What the exercise asks: Find how many lines in the data below mention "JSON". Give the number only.

#### Dataset extract

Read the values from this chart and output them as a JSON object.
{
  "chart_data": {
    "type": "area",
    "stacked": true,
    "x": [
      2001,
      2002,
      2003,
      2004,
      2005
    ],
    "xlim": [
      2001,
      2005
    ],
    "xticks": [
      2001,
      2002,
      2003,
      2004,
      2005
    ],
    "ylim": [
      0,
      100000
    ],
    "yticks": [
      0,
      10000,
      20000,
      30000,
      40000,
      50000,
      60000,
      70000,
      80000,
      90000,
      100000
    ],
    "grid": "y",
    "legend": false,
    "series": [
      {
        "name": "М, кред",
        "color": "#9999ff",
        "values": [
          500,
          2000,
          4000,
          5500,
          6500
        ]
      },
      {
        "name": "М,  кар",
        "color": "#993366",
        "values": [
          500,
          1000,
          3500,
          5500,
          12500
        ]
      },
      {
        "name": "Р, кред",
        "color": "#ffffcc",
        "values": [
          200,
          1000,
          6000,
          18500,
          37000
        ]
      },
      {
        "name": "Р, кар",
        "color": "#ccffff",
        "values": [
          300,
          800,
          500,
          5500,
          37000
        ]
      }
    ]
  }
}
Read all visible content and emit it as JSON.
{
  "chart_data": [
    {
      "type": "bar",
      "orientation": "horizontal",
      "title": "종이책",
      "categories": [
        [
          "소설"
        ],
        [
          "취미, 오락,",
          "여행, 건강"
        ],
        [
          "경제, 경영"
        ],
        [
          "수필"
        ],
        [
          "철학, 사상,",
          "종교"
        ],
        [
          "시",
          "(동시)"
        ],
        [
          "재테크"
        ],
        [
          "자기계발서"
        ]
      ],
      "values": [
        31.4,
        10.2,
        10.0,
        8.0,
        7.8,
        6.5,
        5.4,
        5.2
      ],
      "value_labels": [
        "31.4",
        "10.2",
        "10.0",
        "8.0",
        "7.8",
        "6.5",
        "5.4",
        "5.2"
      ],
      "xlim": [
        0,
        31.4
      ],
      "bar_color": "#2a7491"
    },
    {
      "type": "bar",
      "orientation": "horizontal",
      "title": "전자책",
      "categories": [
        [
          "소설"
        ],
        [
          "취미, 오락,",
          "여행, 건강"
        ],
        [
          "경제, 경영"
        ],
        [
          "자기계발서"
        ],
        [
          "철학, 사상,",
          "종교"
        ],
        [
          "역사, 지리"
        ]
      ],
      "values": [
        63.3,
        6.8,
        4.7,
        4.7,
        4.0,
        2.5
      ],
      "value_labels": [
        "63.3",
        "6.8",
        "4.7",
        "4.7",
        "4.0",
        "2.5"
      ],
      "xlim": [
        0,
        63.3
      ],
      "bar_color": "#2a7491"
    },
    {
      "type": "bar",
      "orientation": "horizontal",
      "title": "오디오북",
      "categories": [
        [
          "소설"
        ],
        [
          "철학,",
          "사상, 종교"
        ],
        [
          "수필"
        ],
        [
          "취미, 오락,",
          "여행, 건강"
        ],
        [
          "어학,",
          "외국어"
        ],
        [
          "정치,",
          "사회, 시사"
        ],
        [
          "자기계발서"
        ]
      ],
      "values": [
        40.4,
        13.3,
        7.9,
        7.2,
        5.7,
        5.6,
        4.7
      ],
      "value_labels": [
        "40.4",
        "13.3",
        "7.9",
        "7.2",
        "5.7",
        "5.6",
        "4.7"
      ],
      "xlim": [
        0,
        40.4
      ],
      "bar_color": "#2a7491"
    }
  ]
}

########

Answer to this task: 2